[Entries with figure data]
--- Start ---

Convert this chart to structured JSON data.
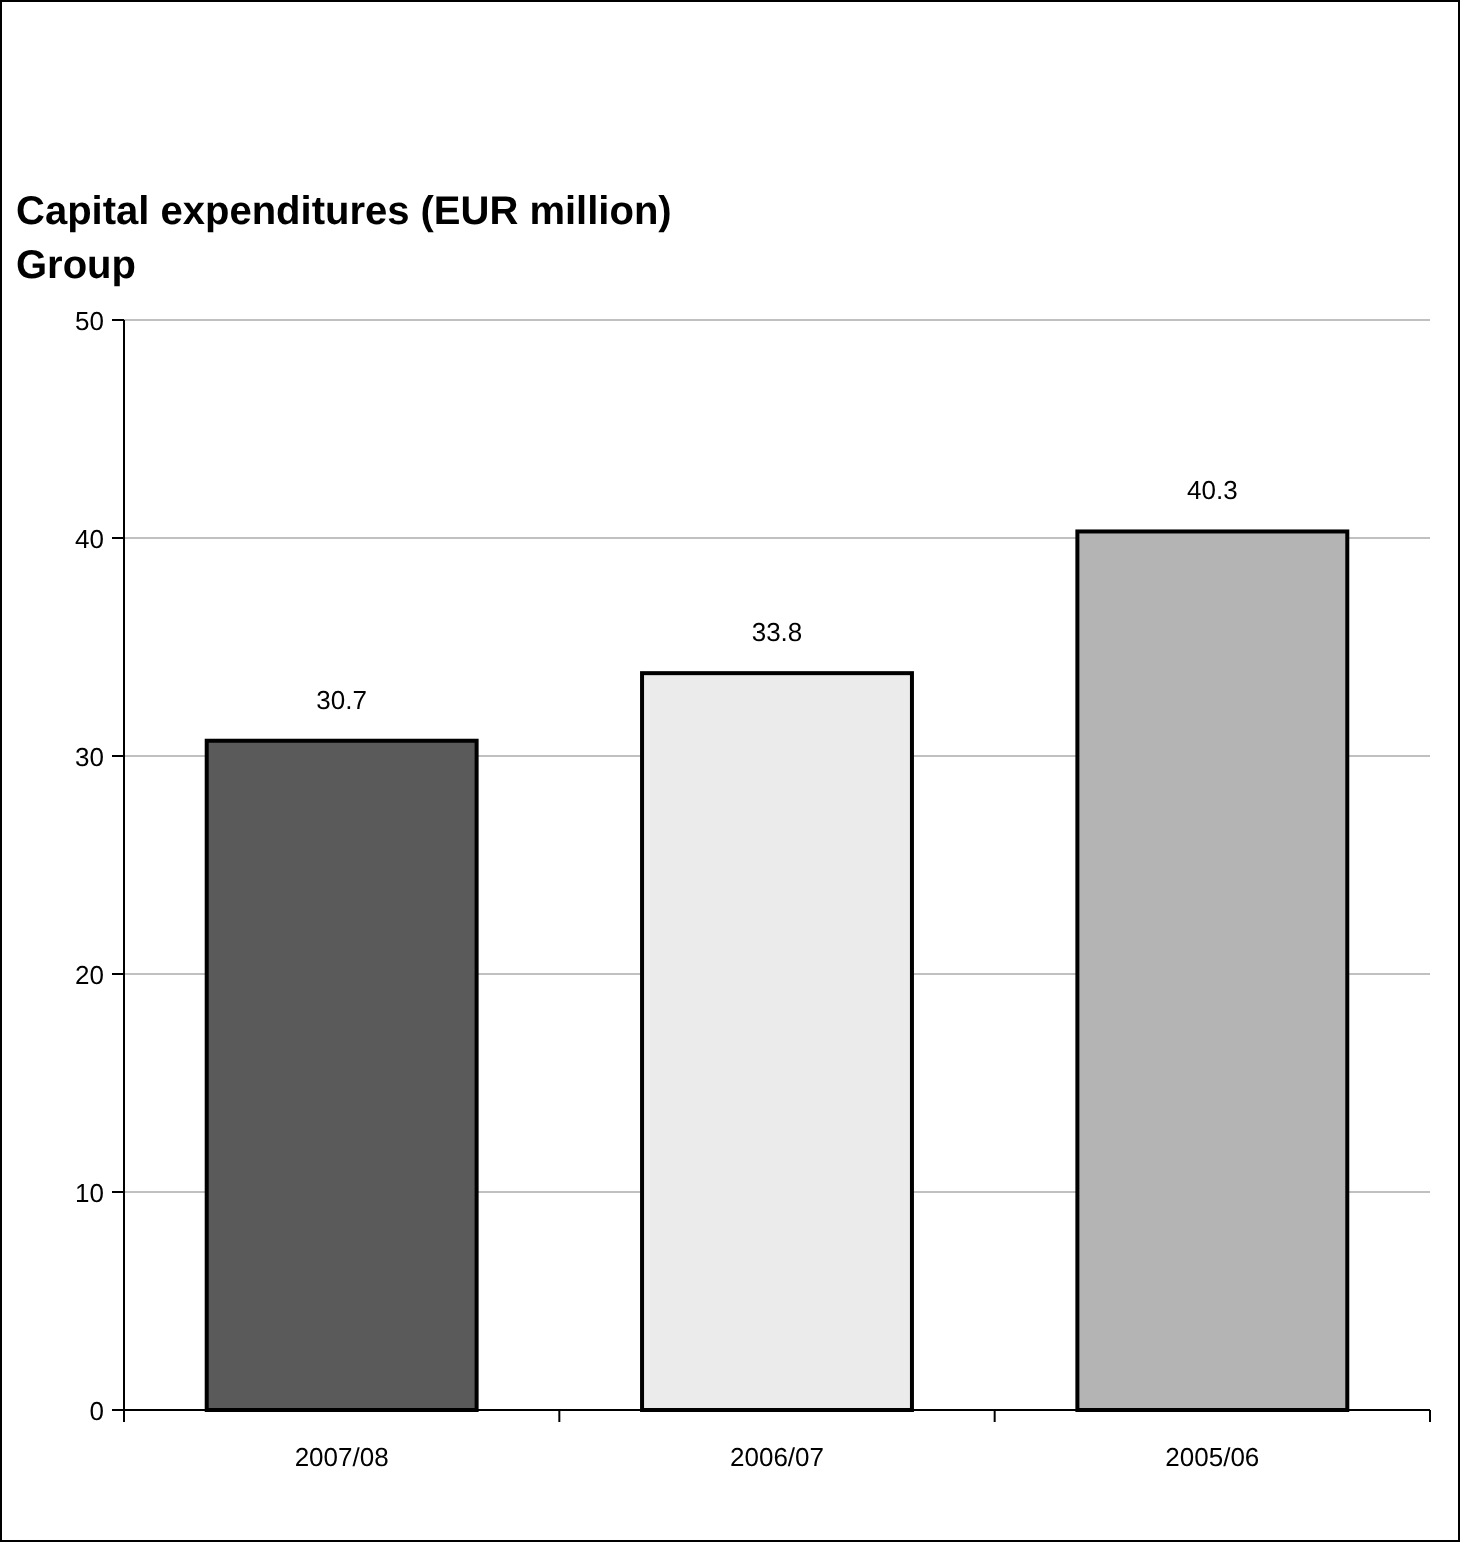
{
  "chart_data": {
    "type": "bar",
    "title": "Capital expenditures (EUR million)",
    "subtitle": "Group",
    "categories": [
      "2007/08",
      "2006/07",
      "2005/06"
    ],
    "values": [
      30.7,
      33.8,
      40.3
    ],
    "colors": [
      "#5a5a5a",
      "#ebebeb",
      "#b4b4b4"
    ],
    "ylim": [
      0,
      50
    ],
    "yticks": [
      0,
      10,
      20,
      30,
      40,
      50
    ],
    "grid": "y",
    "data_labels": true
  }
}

--- End ---
--- Start ---

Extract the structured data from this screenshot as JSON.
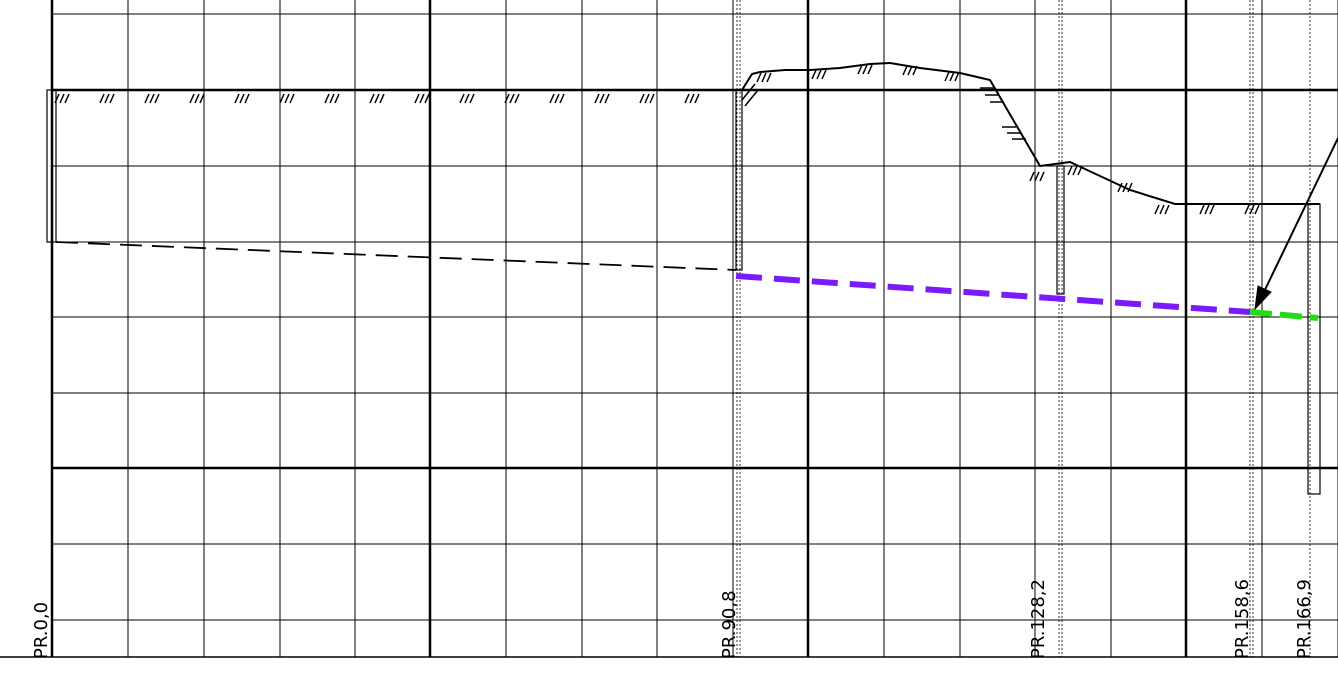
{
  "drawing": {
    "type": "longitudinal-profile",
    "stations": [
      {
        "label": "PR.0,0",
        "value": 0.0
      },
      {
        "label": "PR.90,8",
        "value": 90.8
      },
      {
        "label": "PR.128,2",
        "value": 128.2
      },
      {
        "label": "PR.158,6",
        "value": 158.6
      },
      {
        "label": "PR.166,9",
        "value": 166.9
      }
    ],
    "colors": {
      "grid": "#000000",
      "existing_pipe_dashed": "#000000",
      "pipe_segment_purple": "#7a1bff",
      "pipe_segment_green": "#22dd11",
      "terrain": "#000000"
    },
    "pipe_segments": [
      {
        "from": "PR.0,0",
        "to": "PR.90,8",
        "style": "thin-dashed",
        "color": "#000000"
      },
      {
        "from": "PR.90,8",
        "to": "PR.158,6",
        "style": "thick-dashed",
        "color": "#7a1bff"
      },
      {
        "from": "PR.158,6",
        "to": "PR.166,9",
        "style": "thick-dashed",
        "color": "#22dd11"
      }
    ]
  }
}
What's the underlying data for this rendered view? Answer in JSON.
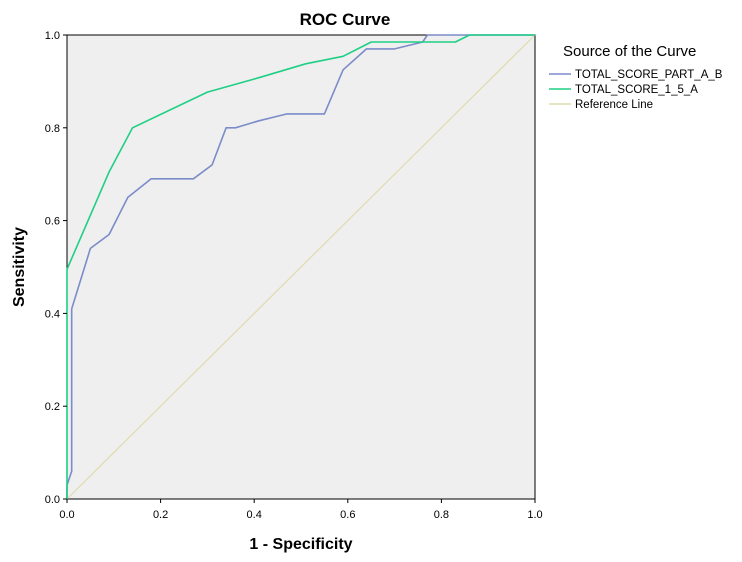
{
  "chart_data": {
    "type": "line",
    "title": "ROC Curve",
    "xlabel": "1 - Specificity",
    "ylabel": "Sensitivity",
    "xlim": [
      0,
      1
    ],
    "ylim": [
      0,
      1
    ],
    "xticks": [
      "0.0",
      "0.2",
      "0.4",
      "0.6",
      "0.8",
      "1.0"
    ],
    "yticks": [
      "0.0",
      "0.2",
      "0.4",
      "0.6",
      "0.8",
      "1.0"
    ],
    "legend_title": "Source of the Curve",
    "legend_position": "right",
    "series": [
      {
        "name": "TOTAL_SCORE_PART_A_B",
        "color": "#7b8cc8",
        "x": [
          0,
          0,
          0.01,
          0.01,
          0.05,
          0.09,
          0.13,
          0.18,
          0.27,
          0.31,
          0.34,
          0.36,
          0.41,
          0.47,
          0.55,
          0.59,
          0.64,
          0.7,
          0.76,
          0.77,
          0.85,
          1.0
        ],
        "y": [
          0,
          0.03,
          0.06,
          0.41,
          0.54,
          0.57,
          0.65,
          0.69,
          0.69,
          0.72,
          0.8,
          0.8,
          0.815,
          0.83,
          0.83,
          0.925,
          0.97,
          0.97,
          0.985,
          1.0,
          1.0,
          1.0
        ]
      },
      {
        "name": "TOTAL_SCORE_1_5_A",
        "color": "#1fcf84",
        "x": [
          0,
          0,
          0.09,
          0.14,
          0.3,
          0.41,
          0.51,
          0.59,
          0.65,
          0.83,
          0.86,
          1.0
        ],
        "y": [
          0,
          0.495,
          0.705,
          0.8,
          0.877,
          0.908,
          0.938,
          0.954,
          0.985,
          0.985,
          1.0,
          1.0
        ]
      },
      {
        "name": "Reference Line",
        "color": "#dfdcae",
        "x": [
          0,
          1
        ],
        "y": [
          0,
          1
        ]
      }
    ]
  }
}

--- End ---

### Task details
Of all the lines in the entries, how many contain the word "this"? Give only the number.

### Answer in full
3